WHAT YOU ARE ASKED TO DO
Give every line from the entries that contains "Strategy".

Records about charts and figures
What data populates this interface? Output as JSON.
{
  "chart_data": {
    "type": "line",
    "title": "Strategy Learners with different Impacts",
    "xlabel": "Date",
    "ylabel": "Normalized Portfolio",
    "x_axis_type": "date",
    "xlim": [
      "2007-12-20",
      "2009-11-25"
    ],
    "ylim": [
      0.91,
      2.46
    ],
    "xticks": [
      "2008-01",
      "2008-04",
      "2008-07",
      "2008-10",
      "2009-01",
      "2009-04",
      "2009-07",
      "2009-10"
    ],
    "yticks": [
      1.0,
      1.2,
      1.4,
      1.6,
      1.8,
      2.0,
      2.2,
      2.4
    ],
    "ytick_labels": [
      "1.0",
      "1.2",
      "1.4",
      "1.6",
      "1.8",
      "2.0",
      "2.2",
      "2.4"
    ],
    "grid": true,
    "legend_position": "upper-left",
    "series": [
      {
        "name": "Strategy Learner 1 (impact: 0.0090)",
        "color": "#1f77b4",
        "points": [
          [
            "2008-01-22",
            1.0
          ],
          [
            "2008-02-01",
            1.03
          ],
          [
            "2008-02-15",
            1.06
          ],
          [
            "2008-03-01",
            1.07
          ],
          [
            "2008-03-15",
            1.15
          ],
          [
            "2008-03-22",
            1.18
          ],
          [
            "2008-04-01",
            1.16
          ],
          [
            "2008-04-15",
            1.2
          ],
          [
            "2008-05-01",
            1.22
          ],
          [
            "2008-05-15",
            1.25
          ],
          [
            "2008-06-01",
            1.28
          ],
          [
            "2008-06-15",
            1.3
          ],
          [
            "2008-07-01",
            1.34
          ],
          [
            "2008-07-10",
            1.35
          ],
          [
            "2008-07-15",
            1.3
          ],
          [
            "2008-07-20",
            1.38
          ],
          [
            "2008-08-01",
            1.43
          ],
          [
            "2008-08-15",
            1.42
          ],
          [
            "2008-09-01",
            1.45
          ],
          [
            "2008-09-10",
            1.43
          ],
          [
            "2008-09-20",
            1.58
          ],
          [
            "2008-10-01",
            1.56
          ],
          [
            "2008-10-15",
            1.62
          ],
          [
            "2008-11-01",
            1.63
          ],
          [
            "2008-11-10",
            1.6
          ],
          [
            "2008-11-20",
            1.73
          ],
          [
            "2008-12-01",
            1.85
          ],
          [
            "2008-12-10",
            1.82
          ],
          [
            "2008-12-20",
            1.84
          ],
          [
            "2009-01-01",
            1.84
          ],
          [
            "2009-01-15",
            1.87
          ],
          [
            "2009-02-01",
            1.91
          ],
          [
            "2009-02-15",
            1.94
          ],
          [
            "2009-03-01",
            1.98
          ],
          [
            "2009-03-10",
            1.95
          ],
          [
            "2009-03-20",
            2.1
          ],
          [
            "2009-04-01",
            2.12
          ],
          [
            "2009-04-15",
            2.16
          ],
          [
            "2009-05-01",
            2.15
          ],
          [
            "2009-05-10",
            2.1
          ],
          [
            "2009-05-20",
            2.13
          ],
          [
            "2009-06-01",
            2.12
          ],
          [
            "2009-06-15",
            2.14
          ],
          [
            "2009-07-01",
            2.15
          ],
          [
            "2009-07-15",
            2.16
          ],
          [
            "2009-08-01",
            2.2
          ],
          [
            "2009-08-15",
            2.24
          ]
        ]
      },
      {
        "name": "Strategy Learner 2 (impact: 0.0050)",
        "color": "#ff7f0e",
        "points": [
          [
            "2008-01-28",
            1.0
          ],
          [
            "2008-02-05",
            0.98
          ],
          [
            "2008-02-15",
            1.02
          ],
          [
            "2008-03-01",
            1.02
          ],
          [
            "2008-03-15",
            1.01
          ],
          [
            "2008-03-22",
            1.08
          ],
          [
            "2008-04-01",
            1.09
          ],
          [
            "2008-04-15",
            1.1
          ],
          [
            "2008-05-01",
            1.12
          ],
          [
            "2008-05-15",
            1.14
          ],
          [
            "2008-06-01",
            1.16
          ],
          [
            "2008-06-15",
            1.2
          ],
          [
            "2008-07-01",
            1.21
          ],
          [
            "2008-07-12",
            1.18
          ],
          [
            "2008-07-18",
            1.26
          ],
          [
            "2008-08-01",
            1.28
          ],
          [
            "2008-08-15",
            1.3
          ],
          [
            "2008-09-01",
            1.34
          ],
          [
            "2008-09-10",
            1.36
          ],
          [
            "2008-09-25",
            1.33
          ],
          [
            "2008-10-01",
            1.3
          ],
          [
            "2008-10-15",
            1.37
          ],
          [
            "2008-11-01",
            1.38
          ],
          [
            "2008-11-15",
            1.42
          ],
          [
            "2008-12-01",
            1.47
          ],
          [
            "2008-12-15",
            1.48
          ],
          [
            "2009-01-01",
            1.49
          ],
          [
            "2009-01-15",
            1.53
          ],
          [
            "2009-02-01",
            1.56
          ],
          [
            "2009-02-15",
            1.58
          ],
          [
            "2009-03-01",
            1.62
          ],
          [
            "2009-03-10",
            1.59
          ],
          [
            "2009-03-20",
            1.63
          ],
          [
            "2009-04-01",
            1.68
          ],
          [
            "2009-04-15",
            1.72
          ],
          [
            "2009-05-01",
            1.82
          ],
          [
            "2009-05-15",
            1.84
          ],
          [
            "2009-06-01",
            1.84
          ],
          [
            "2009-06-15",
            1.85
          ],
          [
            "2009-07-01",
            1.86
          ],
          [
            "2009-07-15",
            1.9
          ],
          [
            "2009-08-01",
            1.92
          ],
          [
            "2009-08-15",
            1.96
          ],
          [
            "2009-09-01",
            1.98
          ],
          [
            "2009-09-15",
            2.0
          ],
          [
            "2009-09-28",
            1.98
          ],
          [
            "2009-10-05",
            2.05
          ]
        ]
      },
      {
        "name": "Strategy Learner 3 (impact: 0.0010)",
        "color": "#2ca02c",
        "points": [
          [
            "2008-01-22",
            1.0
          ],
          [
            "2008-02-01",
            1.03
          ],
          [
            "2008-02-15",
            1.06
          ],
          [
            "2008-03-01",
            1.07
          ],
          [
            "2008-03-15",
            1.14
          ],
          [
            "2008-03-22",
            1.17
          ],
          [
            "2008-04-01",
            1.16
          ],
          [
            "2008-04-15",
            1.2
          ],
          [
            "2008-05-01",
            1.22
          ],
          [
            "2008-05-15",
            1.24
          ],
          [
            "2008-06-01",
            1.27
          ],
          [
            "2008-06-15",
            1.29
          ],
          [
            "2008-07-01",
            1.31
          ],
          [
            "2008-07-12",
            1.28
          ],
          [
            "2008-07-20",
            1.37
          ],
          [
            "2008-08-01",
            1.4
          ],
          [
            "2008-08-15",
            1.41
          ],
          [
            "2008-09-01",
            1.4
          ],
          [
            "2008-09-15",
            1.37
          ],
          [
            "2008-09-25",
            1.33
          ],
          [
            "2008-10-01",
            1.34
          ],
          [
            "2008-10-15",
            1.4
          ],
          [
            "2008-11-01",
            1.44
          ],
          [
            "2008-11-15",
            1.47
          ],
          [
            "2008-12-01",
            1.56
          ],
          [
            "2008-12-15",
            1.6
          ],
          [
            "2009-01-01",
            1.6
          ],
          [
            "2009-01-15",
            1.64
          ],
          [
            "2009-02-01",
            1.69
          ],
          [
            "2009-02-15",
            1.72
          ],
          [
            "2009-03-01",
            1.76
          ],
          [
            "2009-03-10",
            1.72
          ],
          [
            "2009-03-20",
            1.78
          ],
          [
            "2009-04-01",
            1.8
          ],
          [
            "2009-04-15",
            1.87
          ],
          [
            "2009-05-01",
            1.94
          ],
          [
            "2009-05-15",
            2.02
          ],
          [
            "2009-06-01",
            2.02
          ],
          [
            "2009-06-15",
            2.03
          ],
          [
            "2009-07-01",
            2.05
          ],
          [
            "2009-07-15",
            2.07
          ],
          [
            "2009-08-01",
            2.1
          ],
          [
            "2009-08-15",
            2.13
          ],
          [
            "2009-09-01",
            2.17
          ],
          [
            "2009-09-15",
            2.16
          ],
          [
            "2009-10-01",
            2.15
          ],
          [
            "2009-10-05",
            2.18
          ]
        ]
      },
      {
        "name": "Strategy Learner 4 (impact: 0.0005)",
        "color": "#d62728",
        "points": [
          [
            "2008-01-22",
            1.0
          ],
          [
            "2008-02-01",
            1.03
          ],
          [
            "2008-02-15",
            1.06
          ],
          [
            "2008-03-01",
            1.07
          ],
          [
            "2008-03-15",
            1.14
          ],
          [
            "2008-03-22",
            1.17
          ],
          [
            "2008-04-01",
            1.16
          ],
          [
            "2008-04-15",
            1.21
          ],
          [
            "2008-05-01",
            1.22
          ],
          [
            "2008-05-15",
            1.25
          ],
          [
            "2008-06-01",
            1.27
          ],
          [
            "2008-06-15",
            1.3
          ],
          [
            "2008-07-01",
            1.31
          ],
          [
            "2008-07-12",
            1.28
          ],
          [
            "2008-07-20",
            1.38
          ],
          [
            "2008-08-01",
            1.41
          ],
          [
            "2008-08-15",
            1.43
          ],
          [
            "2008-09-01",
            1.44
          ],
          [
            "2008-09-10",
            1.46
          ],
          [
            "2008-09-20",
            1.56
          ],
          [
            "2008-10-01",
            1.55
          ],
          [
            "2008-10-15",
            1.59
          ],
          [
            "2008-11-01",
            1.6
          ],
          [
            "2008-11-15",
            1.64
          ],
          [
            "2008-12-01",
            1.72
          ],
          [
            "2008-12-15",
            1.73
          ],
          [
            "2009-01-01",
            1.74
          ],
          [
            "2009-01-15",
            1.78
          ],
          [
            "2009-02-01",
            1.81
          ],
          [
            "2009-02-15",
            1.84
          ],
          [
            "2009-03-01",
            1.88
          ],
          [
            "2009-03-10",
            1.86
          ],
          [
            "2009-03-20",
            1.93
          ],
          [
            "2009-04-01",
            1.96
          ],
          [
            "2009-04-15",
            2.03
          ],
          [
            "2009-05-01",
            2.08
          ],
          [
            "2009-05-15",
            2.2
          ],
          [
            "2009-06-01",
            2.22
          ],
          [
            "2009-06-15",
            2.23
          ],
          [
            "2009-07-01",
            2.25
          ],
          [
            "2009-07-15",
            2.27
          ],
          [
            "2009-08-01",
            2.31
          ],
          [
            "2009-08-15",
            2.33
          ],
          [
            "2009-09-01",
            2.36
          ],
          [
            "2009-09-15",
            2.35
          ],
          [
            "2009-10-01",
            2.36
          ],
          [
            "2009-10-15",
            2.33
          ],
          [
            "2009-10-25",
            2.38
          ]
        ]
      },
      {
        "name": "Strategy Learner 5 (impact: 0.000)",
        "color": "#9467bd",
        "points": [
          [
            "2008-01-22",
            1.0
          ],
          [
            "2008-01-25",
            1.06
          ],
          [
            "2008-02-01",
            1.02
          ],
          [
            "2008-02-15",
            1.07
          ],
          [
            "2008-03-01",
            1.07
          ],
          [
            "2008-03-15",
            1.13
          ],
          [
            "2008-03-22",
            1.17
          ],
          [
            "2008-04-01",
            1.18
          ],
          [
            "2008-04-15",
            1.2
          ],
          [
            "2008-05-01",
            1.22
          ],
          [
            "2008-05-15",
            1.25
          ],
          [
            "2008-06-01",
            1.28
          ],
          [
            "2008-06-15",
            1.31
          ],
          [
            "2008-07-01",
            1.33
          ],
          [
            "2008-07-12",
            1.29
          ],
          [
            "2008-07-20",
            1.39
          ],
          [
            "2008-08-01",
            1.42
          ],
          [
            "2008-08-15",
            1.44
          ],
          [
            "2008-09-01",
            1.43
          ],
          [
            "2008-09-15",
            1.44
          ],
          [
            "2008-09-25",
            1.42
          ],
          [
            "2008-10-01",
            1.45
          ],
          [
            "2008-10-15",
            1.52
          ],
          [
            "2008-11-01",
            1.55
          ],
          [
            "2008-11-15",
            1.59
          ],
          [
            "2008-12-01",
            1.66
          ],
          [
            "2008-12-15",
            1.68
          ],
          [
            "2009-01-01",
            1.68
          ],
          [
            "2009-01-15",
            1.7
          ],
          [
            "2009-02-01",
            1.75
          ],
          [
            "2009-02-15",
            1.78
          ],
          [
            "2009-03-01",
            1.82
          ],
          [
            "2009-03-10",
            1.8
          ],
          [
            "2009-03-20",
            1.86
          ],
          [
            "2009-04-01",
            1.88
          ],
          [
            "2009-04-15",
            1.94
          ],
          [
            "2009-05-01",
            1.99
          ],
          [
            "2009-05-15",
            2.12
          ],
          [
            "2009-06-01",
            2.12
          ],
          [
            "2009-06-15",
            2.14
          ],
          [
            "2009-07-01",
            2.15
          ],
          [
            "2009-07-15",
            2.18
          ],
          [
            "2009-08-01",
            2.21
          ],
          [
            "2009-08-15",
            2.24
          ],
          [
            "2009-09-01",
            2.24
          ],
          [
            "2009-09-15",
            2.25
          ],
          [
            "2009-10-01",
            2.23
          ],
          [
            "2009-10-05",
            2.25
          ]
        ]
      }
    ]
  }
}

RESULT OF THIS TASK
    "title": "Strategy Learners with different Impacts",
        "name": "Strategy Learner 1 (impact: 0.0090)",
        "name": "Strategy Learner 2 (impact: 0.0050)",
        "name": "Strategy Learner 3 (impact: 0.0010)",
        "name": "Strategy Learner 4 (impact: 0.0005)",
        "name": "Strategy Learner 5 (impact: 0.000)",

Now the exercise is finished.